> _Problem statement_: Collect every line in the records below that contains the word "Canyon".
-------- Dataset rows --------
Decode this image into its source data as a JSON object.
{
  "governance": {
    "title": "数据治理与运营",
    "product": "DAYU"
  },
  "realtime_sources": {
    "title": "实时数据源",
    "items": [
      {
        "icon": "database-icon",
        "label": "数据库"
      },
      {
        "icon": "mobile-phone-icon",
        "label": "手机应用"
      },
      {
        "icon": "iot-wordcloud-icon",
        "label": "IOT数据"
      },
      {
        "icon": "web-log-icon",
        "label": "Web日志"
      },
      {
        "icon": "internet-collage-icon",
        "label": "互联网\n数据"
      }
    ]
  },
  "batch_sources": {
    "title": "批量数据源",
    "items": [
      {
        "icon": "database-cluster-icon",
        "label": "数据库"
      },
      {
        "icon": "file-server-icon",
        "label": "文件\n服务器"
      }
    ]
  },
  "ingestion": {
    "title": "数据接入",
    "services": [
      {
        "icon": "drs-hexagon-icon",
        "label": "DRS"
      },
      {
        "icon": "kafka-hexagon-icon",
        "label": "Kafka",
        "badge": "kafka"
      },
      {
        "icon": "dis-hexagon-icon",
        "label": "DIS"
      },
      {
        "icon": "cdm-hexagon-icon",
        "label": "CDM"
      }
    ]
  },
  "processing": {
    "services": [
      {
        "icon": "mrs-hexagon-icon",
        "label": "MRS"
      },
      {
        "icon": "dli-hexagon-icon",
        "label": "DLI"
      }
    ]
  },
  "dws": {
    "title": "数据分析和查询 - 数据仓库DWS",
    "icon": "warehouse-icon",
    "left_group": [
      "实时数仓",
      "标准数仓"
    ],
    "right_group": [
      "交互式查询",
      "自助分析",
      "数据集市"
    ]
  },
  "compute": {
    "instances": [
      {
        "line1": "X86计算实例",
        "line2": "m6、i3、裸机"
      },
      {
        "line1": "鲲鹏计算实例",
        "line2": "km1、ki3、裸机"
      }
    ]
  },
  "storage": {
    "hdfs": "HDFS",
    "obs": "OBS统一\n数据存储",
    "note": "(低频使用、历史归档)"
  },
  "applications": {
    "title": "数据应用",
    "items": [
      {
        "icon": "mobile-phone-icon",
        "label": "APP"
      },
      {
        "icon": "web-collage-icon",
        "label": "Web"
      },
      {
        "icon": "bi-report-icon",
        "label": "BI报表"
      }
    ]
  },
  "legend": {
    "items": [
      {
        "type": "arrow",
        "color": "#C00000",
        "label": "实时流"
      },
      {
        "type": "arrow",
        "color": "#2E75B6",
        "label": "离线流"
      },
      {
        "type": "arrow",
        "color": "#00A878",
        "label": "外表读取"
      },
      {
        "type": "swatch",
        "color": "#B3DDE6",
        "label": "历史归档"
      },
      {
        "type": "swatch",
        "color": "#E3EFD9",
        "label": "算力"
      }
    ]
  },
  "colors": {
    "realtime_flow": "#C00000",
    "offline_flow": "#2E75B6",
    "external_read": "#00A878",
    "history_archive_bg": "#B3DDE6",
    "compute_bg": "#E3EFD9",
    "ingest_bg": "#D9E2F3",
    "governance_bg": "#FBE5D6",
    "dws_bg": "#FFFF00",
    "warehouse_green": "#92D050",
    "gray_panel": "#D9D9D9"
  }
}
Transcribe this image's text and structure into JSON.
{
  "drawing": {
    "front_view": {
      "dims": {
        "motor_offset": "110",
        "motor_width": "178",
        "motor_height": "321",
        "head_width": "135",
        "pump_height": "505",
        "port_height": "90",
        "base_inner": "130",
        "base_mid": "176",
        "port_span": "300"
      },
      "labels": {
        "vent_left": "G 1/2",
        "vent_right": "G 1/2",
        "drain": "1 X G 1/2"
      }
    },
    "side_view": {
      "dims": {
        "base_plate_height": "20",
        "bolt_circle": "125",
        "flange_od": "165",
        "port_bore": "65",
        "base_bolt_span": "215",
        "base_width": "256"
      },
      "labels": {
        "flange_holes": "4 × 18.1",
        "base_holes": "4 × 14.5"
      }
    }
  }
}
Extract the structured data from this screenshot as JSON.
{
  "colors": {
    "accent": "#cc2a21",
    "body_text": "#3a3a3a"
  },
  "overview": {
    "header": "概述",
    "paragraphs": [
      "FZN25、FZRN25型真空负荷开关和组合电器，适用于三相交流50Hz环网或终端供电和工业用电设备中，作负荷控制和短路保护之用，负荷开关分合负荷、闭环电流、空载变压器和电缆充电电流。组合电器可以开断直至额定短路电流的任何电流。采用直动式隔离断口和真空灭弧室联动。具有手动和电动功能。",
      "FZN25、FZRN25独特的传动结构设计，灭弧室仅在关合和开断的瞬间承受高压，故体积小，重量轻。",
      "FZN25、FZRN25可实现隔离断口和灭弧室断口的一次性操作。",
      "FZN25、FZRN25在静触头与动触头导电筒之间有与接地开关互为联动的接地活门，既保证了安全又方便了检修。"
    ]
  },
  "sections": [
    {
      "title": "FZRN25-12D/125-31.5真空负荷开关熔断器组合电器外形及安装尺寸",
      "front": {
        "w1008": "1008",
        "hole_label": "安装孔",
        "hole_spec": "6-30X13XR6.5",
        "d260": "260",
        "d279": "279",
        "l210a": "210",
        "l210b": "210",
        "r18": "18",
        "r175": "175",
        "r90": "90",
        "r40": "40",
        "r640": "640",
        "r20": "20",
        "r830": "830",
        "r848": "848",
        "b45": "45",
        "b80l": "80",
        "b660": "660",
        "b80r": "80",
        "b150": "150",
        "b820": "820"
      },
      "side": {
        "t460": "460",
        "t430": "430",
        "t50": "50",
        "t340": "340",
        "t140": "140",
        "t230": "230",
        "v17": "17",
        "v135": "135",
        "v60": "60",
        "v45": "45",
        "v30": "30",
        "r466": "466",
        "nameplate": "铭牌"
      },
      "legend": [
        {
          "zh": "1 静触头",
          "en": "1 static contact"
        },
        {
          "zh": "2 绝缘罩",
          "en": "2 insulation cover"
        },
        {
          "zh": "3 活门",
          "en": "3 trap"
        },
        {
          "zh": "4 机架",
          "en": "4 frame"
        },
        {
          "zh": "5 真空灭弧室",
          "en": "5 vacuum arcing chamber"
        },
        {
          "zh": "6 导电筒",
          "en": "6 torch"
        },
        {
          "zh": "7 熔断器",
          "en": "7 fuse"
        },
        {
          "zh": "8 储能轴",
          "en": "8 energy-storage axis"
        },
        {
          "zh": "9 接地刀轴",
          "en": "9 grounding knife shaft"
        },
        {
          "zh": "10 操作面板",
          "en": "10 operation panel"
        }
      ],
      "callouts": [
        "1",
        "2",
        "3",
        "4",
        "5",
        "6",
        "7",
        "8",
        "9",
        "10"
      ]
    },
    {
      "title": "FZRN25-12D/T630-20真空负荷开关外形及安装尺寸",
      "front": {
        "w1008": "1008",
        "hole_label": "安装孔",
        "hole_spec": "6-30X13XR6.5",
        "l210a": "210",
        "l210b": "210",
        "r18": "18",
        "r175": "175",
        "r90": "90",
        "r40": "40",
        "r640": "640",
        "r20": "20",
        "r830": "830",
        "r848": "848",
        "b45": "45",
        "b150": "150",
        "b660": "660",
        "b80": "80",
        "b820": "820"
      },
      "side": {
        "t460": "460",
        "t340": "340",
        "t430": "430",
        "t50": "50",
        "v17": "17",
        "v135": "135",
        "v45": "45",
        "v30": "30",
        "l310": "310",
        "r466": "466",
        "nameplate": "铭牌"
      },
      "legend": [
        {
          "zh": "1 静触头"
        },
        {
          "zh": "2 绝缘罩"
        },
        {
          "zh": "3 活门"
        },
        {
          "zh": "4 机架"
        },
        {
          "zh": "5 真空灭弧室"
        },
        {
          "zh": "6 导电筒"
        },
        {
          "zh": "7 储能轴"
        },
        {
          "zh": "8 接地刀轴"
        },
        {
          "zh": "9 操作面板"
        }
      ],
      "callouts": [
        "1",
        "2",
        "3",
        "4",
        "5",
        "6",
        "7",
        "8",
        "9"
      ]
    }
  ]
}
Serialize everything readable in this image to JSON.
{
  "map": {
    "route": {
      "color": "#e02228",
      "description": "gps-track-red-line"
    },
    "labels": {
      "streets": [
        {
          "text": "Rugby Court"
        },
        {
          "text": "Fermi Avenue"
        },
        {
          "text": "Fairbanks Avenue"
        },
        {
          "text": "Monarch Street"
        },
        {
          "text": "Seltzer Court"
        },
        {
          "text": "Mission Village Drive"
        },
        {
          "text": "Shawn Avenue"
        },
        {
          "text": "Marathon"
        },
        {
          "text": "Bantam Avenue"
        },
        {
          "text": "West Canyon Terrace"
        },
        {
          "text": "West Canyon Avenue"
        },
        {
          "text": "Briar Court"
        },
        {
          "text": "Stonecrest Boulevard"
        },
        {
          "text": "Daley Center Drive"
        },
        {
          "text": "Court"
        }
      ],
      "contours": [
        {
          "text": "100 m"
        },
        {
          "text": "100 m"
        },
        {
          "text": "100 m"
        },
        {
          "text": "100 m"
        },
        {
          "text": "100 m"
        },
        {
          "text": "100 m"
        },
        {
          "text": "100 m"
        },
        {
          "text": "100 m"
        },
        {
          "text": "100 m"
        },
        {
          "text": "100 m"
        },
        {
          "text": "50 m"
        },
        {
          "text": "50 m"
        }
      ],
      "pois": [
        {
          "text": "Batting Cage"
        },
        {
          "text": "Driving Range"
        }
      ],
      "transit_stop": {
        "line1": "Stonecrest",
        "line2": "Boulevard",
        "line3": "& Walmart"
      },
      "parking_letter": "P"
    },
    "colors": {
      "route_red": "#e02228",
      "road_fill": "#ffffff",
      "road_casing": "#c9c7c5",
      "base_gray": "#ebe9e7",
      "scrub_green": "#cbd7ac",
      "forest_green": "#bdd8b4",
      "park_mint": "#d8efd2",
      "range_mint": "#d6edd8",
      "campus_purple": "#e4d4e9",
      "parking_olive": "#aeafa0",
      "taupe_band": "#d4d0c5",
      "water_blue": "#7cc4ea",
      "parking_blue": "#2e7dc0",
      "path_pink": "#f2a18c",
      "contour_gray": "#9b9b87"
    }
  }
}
--------
> _Correct response_:
          "text": "West Canyon Terrace"
          "text": "West Canyon Avenue"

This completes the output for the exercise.